Saved data entries:
+++

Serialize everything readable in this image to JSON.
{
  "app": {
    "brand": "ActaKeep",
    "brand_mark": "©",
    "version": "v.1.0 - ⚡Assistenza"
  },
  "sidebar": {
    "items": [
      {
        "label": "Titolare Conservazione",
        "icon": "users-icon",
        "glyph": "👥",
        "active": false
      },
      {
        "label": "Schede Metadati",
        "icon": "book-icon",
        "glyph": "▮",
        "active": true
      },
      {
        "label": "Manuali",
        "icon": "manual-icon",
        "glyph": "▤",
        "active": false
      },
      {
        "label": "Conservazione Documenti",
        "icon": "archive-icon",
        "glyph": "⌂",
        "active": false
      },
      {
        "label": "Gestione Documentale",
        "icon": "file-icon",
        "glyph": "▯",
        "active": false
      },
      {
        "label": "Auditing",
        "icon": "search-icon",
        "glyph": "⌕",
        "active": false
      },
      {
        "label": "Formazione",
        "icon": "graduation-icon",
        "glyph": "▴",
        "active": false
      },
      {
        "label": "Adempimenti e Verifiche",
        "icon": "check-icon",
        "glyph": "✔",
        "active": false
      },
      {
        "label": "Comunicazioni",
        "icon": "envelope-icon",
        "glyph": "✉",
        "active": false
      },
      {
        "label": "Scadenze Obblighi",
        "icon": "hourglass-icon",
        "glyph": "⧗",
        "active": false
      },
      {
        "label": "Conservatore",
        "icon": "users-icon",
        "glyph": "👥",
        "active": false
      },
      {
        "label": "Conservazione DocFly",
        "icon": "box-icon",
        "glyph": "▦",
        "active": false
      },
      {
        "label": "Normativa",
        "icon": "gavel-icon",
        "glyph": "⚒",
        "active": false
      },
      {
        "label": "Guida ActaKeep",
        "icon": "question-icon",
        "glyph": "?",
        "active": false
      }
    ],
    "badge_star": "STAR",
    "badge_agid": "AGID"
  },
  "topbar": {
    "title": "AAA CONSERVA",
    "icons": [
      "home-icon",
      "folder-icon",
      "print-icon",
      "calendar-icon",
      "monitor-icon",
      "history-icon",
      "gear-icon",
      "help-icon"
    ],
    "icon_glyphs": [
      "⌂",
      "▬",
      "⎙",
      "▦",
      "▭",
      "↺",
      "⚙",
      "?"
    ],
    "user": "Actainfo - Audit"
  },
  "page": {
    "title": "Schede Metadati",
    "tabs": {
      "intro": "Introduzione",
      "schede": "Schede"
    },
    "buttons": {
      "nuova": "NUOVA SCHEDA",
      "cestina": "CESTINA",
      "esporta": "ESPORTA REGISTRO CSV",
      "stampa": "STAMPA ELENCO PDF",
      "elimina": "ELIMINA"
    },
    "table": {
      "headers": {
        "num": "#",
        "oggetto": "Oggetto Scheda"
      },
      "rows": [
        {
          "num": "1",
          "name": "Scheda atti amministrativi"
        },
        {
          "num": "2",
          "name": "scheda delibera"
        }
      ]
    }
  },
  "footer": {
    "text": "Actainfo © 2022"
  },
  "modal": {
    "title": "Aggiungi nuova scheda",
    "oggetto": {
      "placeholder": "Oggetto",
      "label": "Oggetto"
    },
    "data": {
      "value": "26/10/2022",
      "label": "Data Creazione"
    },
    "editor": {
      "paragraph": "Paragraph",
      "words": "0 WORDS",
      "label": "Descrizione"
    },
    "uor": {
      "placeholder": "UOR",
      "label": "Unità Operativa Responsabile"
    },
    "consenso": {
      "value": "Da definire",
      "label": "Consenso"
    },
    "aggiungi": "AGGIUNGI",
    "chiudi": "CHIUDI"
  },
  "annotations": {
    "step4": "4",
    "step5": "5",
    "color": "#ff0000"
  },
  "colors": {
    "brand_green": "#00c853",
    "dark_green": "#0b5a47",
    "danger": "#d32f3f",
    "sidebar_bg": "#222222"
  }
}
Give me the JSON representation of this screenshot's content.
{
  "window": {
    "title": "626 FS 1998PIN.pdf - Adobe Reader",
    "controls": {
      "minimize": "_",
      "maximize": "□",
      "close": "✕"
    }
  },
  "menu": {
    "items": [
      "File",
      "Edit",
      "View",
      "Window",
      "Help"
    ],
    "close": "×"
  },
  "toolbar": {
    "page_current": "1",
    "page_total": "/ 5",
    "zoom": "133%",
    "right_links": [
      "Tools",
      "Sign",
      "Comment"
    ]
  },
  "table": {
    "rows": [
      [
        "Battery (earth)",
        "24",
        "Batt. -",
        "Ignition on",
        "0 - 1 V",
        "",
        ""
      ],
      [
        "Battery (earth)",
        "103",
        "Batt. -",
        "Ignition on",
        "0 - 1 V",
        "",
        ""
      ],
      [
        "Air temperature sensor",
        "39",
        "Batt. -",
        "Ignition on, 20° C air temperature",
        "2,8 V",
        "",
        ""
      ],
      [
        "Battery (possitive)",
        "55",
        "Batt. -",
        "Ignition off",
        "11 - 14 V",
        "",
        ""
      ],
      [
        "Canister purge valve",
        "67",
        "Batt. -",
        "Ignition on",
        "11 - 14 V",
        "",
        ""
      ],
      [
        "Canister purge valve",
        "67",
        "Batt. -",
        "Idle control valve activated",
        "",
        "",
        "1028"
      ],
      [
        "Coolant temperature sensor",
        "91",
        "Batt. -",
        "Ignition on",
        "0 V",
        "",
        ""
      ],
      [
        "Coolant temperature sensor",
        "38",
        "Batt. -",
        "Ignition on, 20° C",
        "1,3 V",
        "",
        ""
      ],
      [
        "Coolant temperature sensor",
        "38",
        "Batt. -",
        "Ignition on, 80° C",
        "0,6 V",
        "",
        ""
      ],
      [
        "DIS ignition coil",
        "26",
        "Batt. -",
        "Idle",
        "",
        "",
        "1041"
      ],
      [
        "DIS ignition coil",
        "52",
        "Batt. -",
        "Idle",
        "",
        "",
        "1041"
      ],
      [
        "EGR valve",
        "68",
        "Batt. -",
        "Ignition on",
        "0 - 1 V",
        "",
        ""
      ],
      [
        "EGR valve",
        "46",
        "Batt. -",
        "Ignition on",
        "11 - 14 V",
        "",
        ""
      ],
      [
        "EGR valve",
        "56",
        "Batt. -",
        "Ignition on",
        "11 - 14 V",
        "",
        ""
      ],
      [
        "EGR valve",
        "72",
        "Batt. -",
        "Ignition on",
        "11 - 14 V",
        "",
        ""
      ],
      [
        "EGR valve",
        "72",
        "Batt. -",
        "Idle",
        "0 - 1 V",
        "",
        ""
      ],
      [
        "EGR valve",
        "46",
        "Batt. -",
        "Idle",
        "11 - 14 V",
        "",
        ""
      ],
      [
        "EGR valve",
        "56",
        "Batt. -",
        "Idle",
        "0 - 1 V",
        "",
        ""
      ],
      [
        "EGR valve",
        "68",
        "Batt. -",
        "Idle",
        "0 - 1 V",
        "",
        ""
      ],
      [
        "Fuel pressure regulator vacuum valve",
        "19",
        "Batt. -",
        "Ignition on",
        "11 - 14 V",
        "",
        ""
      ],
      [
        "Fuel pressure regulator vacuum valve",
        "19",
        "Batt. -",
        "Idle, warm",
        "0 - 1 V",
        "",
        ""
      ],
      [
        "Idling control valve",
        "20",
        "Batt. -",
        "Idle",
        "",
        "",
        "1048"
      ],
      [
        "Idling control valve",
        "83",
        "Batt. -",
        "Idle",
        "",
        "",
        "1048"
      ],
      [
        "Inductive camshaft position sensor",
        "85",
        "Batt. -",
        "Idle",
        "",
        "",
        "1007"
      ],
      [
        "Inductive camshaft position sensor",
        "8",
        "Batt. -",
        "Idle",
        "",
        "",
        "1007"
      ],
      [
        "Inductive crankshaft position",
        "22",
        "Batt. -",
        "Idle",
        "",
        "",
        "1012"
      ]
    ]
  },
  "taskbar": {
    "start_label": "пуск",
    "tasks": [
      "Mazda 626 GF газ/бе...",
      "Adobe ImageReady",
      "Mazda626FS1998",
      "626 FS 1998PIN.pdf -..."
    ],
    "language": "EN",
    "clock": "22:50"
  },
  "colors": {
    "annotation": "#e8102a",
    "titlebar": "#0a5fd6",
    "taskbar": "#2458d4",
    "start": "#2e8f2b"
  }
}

+++

#### DESCRIPTION OF THE TASK:
Among the entries above, identify all lines with "placeholder" and copy them.

#### COMPLETED TASK:
      "placeholder": "Oggetto",
      "placeholder": "UOR",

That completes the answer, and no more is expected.